▶ Objectives
1. Return everything from "Performance on the" down to "power consumption efficiency." in the piece on nVidia's Tegra chips, word for word.
2. In the piece on nVidia's Tegra chips, what fabrication process was nVidia still using?

Initial Bad Gambles:
nVidia: A vendor we usually associate with desktop and laptop graphics cards, has come a long way in its strive to push into the mobile market space; and it has decided to go the mobile microprocessor route instead of just producing graphics processing units. Considering their humble beginnings as a non-SoC provider, the graphics Giant has managed to keep up with the likes of SoC vendor heavyweights like Texas Instruments, Samsung, and Qualcomm. As of recent though, Qualcomm has been hogging all of the spotlight with some really compelling offerings.
With its last generation offering (the Tegra 3), nVidia started gaining some traction in the smartphone/tablet space. But this attention was short-lived with the advent of Qualcomm’s Snapdragon S4, which offered a much better option in terms of power, power consumption, feature-set and price. Tegra 3 devices began to fade into the background as Qualcomm’s devices began to take center stage. Devices like the North American Samsung Galaxy S3 and the HTC One X and HTC One S all came equipped with this SoC as it provided the best of every world.
nVidia needed to go back to the drawing board. To design a mobile SoC that could survive in a market held in the death grip of Qualcomm. There were a few reasons why the Tegra 3 platform went out of style so quick: Lack of LTE integration, Performance, and Power Consumption.
With an increase in LTE enabled wireless providers, smartphone manufacturers were looking for All-in-one solutions that they could design with minimal effort and cost, and yet target the highest portion of the smartphone wireless spectrum. Qualcomm’s designs offered these All-in-one packages.
Performance on the Tegra 3 platform was impeded, not due to core efficiency, but more due to memory throughput design. While Qualcomm’s Snapdragon S4, Texas Instruments’ OMAP4 and Samsung’s Exynos 4 had already moved on to Dual-Channel memory access systems on each core, Tegra 3 was still a generation behind, employing a single-channel memory architecture. Similar performance to its competitors could be achieved, but clock speeds would have to be almost doubled, which was not physically feasible from a power consumption and stability stand point. As most other SoC chipset provider had moved over to fabrication on a 22 nM and 32 nM HKMG (in the case of Samsung’s Exynos 4412) process, nVidia was still using a 45 nM process. This difference meant a big difference in power consumption efficiency.

▶ Data extract
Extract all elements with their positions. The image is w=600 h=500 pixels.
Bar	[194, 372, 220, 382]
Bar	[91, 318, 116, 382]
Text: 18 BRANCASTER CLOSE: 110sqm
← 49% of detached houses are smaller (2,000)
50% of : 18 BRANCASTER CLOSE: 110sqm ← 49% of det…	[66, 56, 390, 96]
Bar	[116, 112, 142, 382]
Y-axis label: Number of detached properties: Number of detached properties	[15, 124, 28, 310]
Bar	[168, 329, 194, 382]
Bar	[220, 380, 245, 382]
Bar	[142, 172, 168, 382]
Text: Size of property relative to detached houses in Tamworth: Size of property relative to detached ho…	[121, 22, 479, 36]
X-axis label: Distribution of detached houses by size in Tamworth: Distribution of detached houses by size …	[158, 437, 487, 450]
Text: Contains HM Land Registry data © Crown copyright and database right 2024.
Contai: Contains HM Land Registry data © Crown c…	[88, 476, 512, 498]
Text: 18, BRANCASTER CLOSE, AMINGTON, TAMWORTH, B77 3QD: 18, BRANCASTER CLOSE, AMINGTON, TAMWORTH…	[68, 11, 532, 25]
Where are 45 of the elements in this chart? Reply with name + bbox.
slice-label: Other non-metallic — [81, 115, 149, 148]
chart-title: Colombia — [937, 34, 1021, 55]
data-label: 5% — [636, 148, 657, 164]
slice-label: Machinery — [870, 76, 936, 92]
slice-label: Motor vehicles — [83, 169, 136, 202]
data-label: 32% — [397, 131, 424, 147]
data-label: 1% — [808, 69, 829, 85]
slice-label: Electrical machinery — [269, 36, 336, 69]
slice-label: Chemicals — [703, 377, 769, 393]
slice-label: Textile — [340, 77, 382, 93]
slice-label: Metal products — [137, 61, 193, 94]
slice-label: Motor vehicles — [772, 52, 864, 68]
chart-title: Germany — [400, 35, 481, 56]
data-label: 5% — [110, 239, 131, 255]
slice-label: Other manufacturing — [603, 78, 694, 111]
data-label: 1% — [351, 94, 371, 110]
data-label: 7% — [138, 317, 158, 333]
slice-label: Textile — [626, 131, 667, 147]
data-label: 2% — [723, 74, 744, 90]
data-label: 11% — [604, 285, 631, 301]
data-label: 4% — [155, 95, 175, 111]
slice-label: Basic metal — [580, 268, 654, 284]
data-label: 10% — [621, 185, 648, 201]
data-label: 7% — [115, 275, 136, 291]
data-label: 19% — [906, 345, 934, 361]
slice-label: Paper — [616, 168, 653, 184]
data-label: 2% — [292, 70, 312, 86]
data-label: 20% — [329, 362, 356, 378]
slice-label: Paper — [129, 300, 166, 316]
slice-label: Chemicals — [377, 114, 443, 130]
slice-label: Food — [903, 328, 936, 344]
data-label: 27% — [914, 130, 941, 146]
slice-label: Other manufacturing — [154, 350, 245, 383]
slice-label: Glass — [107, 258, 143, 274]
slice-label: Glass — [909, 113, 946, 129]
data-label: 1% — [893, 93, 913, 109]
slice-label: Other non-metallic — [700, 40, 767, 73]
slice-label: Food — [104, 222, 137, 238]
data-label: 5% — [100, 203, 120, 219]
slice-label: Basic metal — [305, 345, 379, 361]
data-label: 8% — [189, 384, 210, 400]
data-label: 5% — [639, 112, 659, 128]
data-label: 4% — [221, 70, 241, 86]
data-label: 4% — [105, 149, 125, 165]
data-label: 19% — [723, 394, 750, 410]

▶ Expected responses
1.
Performance on the Tegra 3 platform was impeded, not due to core efficiency, but more due to memory throughput design. While Qualcomm’s Snapdragon S4, Texas Instruments’ OMAP4 and Samsung’s Exynos 4 had already moved on to Dual-Channel memory access systems on each core, Tegra 3 was still a generation behind, employing a single-channel memory architecture. Similar performance to its competitors could be achieved, but clock speeds would have to be almost doubled, which was not physically feasible from a power consumption and stability stand point. As most other SoC chipset provider had moved over to fabrication on a 22 nM and 32 nM HKMG (in the case of Samsung’s Exynos 4412) process, nVidia was still using a 45 nM process. This difference meant a big difference in power consumption efficiency.

2. A 45 nM process.